Dataset items
========================================
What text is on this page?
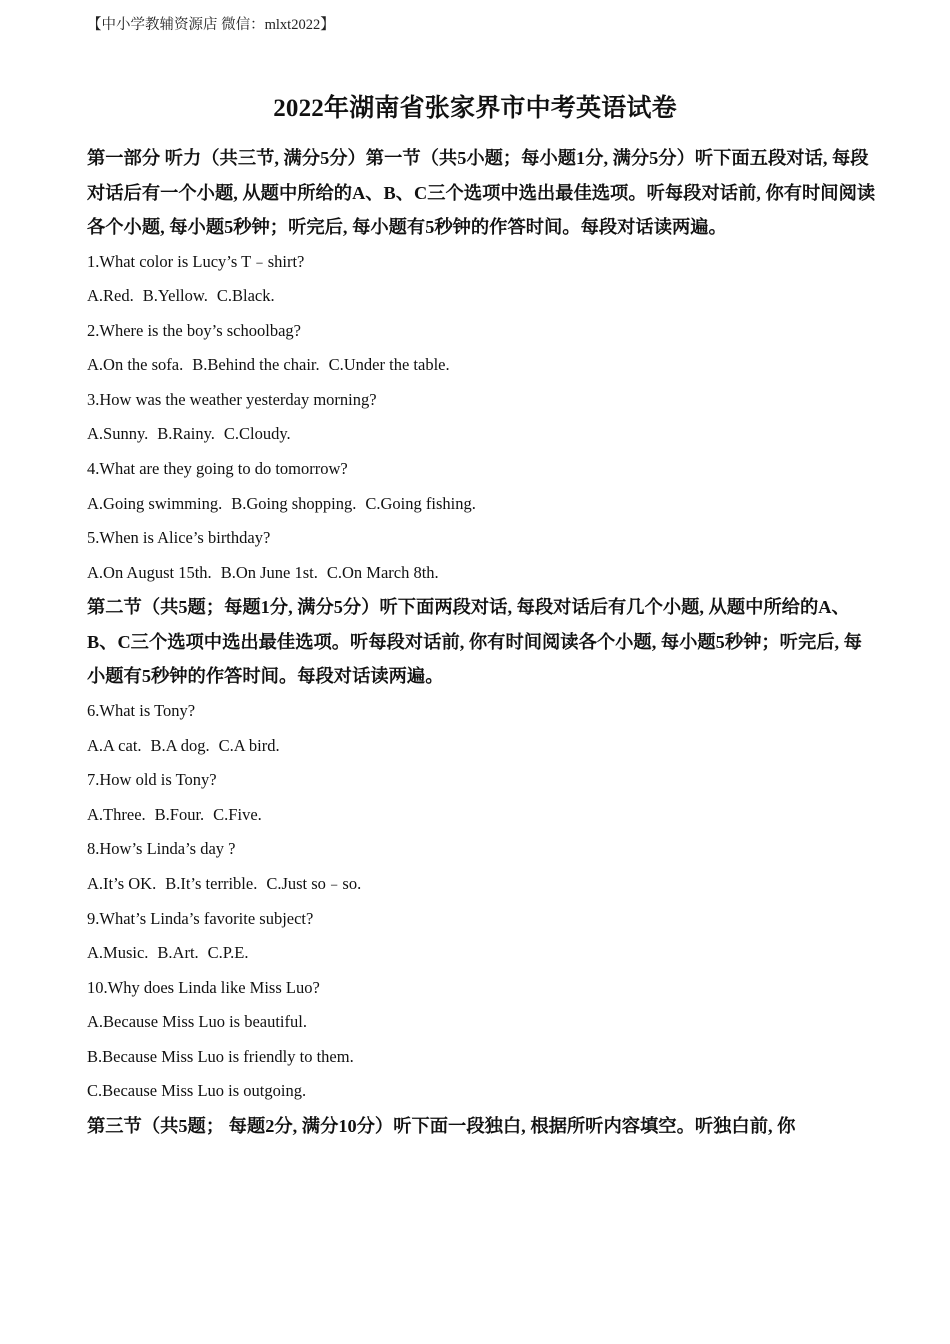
【中小学教辅资源店 微信：mlxt2022】
2022年湖南省张家界市中考英语试卷

第一部分 听力（共三节, 满分5分）第一节（共5小题；每小题1分, 满分5分）听下面五段对话, 每段对话后有一个小题, 从题中所给的A、B、C三个选项中选出最佳选项。听每段对话前, 你有时间阅读各个小题, 每小题5秒钟；听完后, 每小题有5秒钟的作答时间。每段对话读两遍。

1.What color is Lucy’s T﹣shirt?

A.Red. B.Yellow. C.Black.

2.Where is the boy’s schoolbag?

A.On the sofa. B.Behind the chair. C.Under the table.

3.How was the weather yesterday morning?

A.Sunny. B.Rainy. C.Cloudy.

4.What are they going to do tomorrow?

A.Going swimming. B.Going shopping. C.Going fishing.

5.When is Alice’s birthday?

A.On August 15th. B.On June 1st. C.On March 8th.

第二节（共5题；每题1分, 满分5分）听下面两段对话, 每段对话后有几个小题, 从题中所给的A、B、C三个选项中选出最佳选项。听每段对话前, 你有时间阅读各个小题, 每小题5秒钟；听完后, 每小题有5秒钟的作答时间。每段对话读两遍。

6.What is Tony?

A.A cat. B.A dog. C.A bird.

7.How old is Tony?

A.Three. B.Four. C.Five.

8.How’s Linda’s day ?

A.It’s OK. B.It’s terrible. C.Just so﹣so.

9.What’s Linda’s favorite subject?

A.Music. B.Art. C.P.E.

10.Why does Linda like Miss Luo?

A.Because Miss Luo is beautiful.

B.Because Miss Luo is friendly to them.

C.Because Miss Luo is outgoing.

第三节（共5题； 每题2分, 满分10分）听下面一段独白, 根据所听内容填空。听独白前, 你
========================================
Scan the lines for the string "Miss". Pick out every line that has it.

10.Why does Linda like Miss Luo?
A.Because Miss Luo is beautiful.
B.Because Miss Luo is friendly to them.
C.Because Miss Luo is outgoing.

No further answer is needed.